%%
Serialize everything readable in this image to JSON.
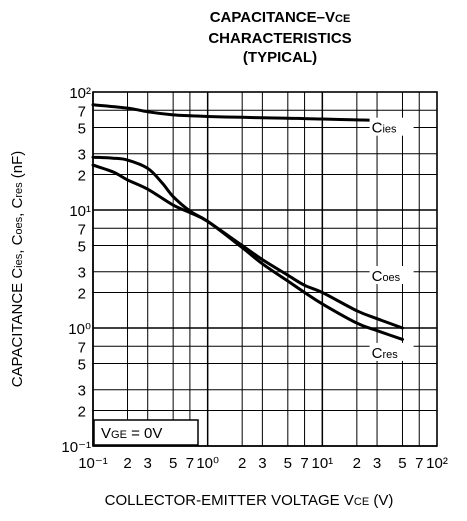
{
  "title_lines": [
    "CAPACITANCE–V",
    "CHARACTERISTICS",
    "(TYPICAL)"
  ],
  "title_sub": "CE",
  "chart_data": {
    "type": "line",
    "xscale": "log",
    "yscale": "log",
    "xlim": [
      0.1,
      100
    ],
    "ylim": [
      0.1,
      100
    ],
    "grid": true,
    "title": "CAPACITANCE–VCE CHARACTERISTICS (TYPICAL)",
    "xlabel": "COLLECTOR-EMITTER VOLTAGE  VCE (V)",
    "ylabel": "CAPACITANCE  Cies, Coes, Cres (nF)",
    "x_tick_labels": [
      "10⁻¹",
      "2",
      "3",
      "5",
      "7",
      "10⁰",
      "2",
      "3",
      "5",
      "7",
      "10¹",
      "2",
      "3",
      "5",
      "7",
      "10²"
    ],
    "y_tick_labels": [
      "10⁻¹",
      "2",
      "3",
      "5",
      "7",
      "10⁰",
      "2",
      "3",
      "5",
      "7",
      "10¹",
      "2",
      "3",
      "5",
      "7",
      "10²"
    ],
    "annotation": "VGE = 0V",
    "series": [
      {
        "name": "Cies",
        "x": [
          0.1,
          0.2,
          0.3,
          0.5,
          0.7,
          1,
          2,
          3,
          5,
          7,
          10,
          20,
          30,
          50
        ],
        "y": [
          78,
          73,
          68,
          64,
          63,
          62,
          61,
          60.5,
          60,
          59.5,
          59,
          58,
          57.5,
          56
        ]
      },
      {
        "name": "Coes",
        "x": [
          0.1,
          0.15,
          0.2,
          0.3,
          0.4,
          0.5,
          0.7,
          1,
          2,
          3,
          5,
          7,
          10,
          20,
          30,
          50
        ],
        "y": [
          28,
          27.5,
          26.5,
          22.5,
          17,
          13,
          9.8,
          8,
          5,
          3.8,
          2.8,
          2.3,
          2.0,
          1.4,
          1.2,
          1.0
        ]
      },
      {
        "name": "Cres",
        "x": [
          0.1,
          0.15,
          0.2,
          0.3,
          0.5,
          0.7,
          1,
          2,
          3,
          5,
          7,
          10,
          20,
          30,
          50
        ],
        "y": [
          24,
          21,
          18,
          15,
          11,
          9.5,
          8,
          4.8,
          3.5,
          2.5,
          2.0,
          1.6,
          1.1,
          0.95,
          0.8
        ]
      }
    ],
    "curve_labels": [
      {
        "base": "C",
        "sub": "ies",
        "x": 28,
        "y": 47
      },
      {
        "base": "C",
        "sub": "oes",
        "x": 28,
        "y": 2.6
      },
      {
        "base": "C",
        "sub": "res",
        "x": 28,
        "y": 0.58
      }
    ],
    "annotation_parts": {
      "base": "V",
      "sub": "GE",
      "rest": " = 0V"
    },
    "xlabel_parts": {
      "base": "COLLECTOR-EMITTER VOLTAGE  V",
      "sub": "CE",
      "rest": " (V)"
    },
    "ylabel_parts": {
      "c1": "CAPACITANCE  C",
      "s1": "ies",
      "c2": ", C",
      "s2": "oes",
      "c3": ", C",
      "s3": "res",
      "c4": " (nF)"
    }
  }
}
%%
Exercise description ::
Identify the lines that contain the string "CAPACITANCE", and copy every one of them.

Solved problem ::
    "CAPACITANCE–V",
    "title": "CAPACITANCE–VCE CHARACTERISTICS (TYPICAL)",
    "ylabel": "CAPACITANCE  Cies, Coes, Cres (nF)",
      "c1": "CAPACITANCE  C",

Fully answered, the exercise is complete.